Stored data entries
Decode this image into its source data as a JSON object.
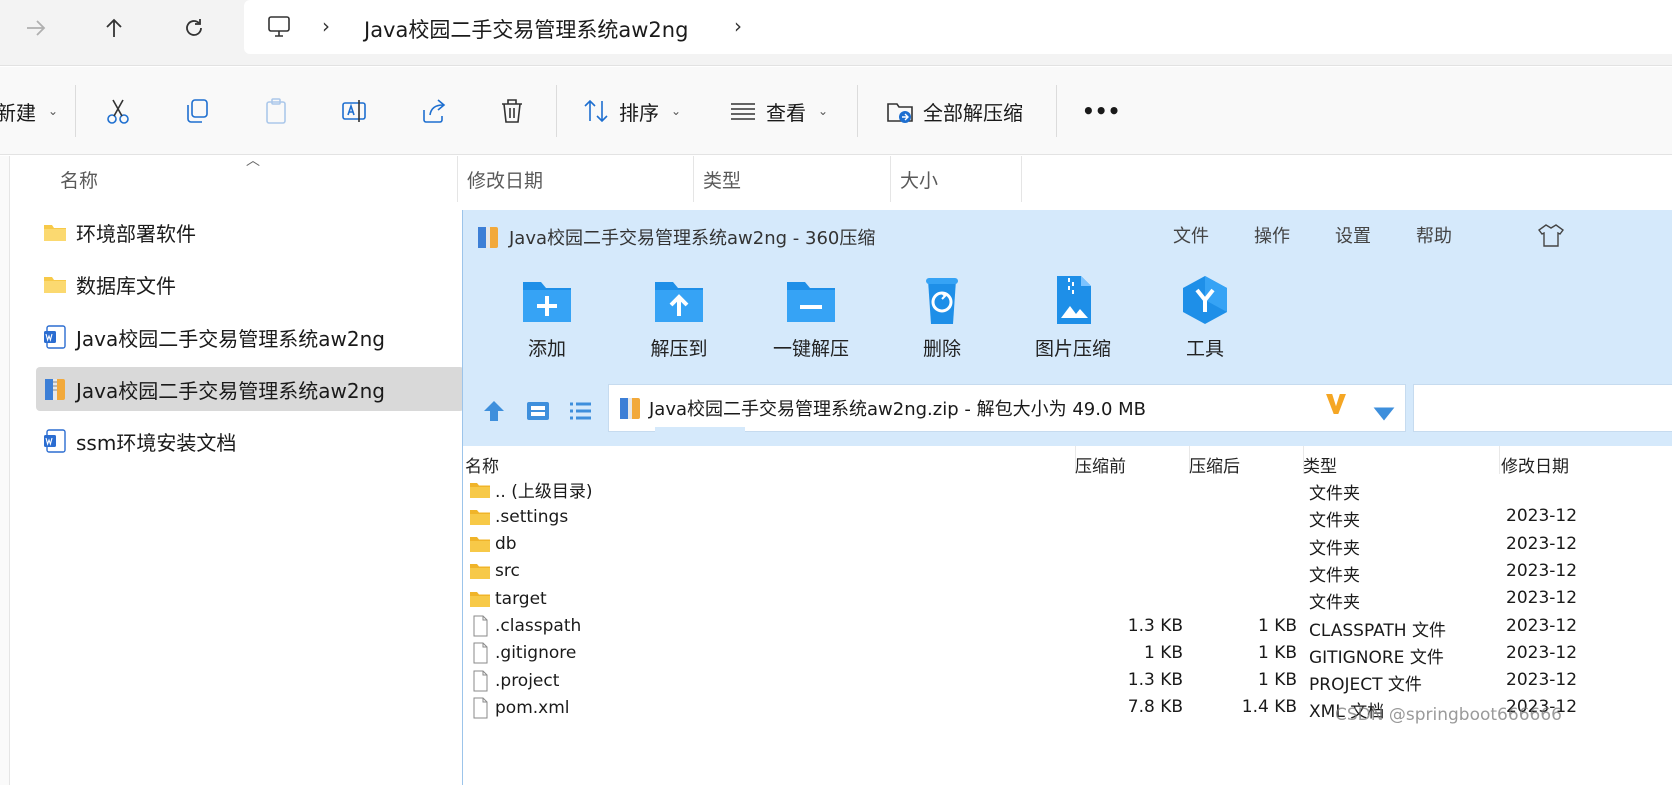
{
  "explorer": {
    "nav": {
      "forward_icon": "arrow-right-icon",
      "up_icon": "arrow-up-icon",
      "refresh_icon": "refresh-icon"
    },
    "address": {
      "crumb": "Java校园二手交易管理系统aw2ng"
    },
    "toolbar": {
      "new_label": "新建",
      "sort_label": "排序",
      "view_label": "查看",
      "extract_all_label": "全部解压缩",
      "more_label": "•••"
    },
    "columns": [
      "名称",
      "修改日期",
      "类型",
      "大小"
    ],
    "files": [
      {
        "name": "环境部署软件",
        "icon": "folder-icon"
      },
      {
        "name": "数据库文件",
        "icon": "folder-icon"
      },
      {
        "name": "Java校园二手交易管理系统aw2ng",
        "icon": "word-doc-icon"
      },
      {
        "name": "Java校园二手交易管理系统aw2ng",
        "icon": "zip-archive-icon",
        "selected": true
      },
      {
        "name": "ssm环境安装文档",
        "icon": "word-doc-icon"
      }
    ]
  },
  "zip": {
    "title": "Java校园二手交易管理系统aw2ng - 360压缩",
    "menu": [
      "文件",
      "操作",
      "设置",
      "帮助"
    ],
    "tools": [
      "添加",
      "解压到",
      "一键解压",
      "删除",
      "图片压缩",
      "工具"
    ],
    "path": "Java校园二手交易管理系统aw2ng.zip - 解包大小为 49.0 MB",
    "columns": [
      "名称",
      "压缩前",
      "压缩后",
      "类型",
      "修改日期"
    ],
    "rows": [
      {
        "name": ".. (上级目录)",
        "before": "",
        "after": "",
        "type": "文件夹",
        "date": "",
        "icon": "folder"
      },
      {
        "name": ".settings",
        "before": "",
        "after": "",
        "type": "文件夹",
        "date": "2023-12",
        "icon": "folder"
      },
      {
        "name": "db",
        "before": "",
        "after": "",
        "type": "文件夹",
        "date": "2023-12",
        "icon": "folder"
      },
      {
        "name": "src",
        "before": "",
        "after": "",
        "type": "文件夹",
        "date": "2023-12",
        "icon": "folder"
      },
      {
        "name": "target",
        "before": "",
        "after": "",
        "type": "文件夹",
        "date": "2023-12",
        "icon": "folder"
      },
      {
        "name": ".classpath",
        "before": "1.3 KB",
        "after": "1 KB",
        "type": "CLASSPATH 文件",
        "date": "2023-12",
        "icon": "file"
      },
      {
        "name": ".gitignore",
        "before": "1 KB",
        "after": "1 KB",
        "type": "GITIGNORE 文件",
        "date": "2023-12",
        "icon": "file"
      },
      {
        "name": ".project",
        "before": "1.3 KB",
        "after": "1 KB",
        "type": "PROJECT 文件",
        "date": "2023-12",
        "icon": "file"
      },
      {
        "name": "pom.xml",
        "before": "7.8 KB",
        "after": "1.4 KB",
        "type": "XML 文档",
        "date": "2023-12",
        "icon": "file"
      }
    ]
  },
  "watermark": "CSDN @springboot666666",
  "colors": {
    "zip_bg": "#d5e9fb",
    "folder_yellow": "#f7c948",
    "zip_blue": "#1e8fe8",
    "selected_row": "#d9d9d9"
  }
}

### [What is expected]
In your copy, repeat each record exactly and include no pictures.

### [Exercise response]
Decode this image into its source data as a JSON object.
{
  "explorer": {
    "nav": {
      "forward_icon": "arrow-right-icon",
      "up_icon": "arrow-up-icon",
      "refresh_icon": "refresh-icon"
    },
    "address": {
      "crumb": "Java校园二手交易管理系统aw2ng"
    },
    "toolbar": {
      "new_label": "新建",
      "sort_label": "排序",
      "view_label": "查看",
      "extract_all_label": "全部解压缩",
      "more_label": "•••"
    },
    "columns": [
      "名称",
      "修改日期",
      "类型",
      "大小"
    ],
    "files": [
      {
        "name": "环境部署软件",
        "icon": "folder-icon"
      },
      {
        "name": "数据库文件",
        "icon": "folder-icon"
      },
      {
        "name": "Java校园二手交易管理系统aw2ng",
        "icon": "word-doc-icon"
      },
      {
        "name": "Java校园二手交易管理系统aw2ng",
        "icon": "zip-archive-icon",
        "selected": true
      },
      {
        "name": "ssm环境安装文档",
        "icon": "word-doc-icon"
      }
    ]
  },
  "zip": {
    "title": "Java校园二手交易管理系统aw2ng - 360压缩",
    "menu": [
      "文件",
      "操作",
      "设置",
      "帮助"
    ],
    "tools": [
      "添加",
      "解压到",
      "一键解压",
      "删除",
      "图片压缩",
      "工具"
    ],
    "path": "Java校园二手交易管理系统aw2ng.zip - 解包大小为 49.0 MB",
    "columns": [
      "名称",
      "压缩前",
      "压缩后",
      "类型",
      "修改日期"
    ],
    "rows": [
      {
        "name": ".. (上级目录)",
        "before": "",
        "after": "",
        "type": "文件夹",
        "date": "",
        "icon": "folder"
      },
      {
        "name": ".settings",
        "before": "",
        "after": "",
        "type": "文件夹",
        "date": "2023-12",
        "icon": "folder"
      },
      {
        "name": "db",
        "before": "",
        "after": "",
        "type": "文件夹",
        "date": "2023-12",
        "icon": "folder"
      },
      {
        "name": "src",
        "before": "",
        "after": "",
        "type": "文件夹",
        "date": "2023-12",
        "icon": "folder"
      },
      {
        "name": "target",
        "before": "",
        "after": "",
        "type": "文件夹",
        "date": "2023-12",
        "icon": "folder"
      },
      {
        "name": ".classpath",
        "before": "1.3 KB",
        "after": "1 KB",
        "type": "CLASSPATH 文件",
        "date": "2023-12",
        "icon": "file"
      },
      {
        "name": ".gitignore",
        "before": "1 KB",
        "after": "1 KB",
        "type": "GITIGNORE 文件",
        "date": "2023-12",
        "icon": "file"
      },
      {
        "name": ".project",
        "before": "1.3 KB",
        "after": "1 KB",
        "type": "PROJECT 文件",
        "date": "2023-12",
        "icon": "file"
      },
      {
        "name": "pom.xml",
        "before": "7.8 KB",
        "after": "1.4 KB",
        "type": "XML 文档",
        "date": "2023-12",
        "icon": "file"
      }
    ]
  },
  "watermark": "CSDN @springboot666666",
  "colors": {
    "zip_bg": "#d5e9fb",
    "folder_yellow": "#f7c948",
    "zip_blue": "#1e8fe8",
    "selected_row": "#d9d9d9"
  }
}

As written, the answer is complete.